Search the records for the word "replies" and pick out every line that has it.
[Start Dataset entries]
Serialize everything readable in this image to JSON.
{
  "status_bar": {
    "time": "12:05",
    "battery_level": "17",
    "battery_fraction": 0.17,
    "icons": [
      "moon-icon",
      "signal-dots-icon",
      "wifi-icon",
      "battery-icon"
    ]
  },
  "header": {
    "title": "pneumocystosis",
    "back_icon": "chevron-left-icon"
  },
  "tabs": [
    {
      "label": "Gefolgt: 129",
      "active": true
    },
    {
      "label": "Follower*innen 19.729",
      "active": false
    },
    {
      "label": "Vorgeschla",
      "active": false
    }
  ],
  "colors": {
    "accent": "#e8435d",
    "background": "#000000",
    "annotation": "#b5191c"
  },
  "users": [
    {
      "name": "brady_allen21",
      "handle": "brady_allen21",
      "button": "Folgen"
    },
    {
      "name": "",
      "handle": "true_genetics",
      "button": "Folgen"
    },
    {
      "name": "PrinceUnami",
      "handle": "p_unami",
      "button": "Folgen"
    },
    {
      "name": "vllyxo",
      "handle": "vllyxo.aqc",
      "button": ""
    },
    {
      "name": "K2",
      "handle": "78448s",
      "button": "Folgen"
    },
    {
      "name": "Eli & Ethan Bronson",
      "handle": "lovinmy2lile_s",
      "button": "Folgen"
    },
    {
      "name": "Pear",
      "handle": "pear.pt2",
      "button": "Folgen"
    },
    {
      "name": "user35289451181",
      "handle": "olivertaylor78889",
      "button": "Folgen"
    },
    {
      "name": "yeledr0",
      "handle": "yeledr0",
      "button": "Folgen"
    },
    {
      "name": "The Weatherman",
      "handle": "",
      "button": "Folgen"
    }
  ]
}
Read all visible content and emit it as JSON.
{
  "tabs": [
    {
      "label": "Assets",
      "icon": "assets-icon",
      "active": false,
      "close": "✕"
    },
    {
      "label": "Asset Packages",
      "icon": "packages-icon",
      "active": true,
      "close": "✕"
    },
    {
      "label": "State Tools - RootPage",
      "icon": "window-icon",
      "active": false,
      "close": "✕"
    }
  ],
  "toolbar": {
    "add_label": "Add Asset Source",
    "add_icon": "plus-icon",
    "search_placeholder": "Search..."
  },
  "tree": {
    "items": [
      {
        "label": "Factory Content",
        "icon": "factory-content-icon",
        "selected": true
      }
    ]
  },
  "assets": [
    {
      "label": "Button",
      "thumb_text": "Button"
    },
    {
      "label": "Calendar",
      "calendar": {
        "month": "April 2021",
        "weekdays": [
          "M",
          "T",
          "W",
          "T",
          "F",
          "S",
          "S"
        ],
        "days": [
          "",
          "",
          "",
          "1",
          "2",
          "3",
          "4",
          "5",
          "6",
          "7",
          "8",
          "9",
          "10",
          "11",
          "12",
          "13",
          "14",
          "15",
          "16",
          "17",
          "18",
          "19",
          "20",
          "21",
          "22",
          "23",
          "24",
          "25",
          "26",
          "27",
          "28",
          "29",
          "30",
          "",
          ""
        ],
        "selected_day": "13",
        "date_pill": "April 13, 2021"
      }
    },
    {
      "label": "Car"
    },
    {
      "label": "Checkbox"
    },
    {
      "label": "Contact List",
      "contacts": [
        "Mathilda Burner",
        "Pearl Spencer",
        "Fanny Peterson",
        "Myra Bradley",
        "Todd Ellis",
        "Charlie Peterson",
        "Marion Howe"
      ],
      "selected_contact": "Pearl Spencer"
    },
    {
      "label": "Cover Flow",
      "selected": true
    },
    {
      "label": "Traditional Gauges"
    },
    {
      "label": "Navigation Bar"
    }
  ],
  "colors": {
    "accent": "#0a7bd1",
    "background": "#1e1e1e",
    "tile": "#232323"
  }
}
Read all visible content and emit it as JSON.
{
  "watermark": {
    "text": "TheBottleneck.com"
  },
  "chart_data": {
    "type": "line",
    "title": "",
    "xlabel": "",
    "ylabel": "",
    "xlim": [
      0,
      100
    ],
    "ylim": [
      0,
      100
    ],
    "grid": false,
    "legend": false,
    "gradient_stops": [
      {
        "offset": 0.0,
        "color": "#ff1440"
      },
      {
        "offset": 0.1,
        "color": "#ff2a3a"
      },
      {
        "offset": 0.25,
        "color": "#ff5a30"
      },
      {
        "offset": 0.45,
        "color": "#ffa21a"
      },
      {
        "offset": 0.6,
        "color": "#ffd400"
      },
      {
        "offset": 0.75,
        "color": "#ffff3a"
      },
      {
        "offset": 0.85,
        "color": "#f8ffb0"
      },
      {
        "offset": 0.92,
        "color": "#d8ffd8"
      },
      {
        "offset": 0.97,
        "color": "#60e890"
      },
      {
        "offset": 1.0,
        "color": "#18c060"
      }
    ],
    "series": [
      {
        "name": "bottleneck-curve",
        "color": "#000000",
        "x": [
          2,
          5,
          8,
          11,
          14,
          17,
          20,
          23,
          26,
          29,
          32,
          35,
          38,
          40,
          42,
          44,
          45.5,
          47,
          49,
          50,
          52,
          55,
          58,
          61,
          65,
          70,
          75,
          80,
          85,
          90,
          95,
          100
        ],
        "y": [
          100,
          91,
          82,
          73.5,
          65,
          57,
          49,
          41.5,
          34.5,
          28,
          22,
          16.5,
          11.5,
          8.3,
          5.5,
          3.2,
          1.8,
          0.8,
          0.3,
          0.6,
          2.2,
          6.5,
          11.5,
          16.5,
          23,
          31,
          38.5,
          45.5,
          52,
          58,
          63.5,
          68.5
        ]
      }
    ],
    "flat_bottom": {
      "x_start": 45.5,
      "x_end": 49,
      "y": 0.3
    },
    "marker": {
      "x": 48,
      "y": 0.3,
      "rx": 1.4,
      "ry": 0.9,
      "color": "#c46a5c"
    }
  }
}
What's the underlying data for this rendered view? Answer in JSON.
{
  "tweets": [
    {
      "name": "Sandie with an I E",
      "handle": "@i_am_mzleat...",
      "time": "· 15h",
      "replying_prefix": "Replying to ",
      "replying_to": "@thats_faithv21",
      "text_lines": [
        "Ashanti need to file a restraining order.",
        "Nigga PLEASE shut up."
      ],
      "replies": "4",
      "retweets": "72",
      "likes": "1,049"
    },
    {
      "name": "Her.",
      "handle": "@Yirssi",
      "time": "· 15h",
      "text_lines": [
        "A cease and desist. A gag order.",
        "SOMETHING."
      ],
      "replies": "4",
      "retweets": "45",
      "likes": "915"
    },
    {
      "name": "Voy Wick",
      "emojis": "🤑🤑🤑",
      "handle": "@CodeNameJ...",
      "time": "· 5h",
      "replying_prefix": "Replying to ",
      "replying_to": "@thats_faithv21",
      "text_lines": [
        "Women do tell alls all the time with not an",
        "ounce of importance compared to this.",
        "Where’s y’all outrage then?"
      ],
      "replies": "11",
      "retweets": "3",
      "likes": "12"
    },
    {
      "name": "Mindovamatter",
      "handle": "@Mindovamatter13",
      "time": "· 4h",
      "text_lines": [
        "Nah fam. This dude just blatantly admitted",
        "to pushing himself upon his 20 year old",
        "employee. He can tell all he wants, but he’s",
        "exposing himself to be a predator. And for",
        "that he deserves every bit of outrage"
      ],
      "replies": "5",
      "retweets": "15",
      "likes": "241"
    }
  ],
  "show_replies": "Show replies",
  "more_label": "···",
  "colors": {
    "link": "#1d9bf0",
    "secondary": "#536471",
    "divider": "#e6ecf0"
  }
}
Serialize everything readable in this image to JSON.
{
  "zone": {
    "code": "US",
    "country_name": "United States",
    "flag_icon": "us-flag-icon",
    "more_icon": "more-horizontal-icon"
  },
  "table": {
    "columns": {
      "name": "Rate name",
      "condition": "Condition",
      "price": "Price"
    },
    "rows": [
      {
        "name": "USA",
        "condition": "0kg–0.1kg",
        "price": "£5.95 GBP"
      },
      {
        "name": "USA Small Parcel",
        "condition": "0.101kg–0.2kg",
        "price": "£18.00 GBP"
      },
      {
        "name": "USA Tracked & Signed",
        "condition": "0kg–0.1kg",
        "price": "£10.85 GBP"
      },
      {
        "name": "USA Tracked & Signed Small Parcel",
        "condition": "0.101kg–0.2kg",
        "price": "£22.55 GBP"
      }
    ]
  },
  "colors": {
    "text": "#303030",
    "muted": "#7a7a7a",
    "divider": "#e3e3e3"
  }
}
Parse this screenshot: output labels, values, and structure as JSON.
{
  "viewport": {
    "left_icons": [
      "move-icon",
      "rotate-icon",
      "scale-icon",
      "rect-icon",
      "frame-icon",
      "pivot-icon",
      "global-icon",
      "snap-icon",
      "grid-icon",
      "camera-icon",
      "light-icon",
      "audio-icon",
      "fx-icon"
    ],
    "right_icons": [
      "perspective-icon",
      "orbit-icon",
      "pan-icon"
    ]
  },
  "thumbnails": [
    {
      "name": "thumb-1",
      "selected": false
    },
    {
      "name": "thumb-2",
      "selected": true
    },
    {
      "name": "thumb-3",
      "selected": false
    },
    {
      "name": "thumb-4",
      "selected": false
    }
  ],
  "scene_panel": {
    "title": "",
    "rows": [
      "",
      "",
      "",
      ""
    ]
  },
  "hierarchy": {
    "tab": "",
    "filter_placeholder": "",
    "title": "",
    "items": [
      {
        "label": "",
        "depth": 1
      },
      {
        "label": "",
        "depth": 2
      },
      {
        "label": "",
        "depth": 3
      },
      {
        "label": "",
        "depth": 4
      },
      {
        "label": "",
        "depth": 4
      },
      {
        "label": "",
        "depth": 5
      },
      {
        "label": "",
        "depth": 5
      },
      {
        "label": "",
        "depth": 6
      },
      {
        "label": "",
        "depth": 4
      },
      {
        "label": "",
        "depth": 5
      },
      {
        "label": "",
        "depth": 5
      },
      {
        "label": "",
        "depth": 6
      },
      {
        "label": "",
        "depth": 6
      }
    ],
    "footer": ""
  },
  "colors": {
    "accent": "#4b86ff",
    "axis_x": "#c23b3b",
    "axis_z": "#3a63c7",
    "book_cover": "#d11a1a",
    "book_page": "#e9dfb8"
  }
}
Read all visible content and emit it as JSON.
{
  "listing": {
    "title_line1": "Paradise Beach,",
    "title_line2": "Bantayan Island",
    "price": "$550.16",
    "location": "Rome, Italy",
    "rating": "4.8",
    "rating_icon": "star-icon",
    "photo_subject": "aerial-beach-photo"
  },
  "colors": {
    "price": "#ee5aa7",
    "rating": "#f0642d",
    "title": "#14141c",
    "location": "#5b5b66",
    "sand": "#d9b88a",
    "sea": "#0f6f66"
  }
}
[End Dataset entries]
Exercise output —
      "replies": "4",
      "replies": "4",
      "replies": "11",
      "replies": "5",
  "show_replies": "Show replies",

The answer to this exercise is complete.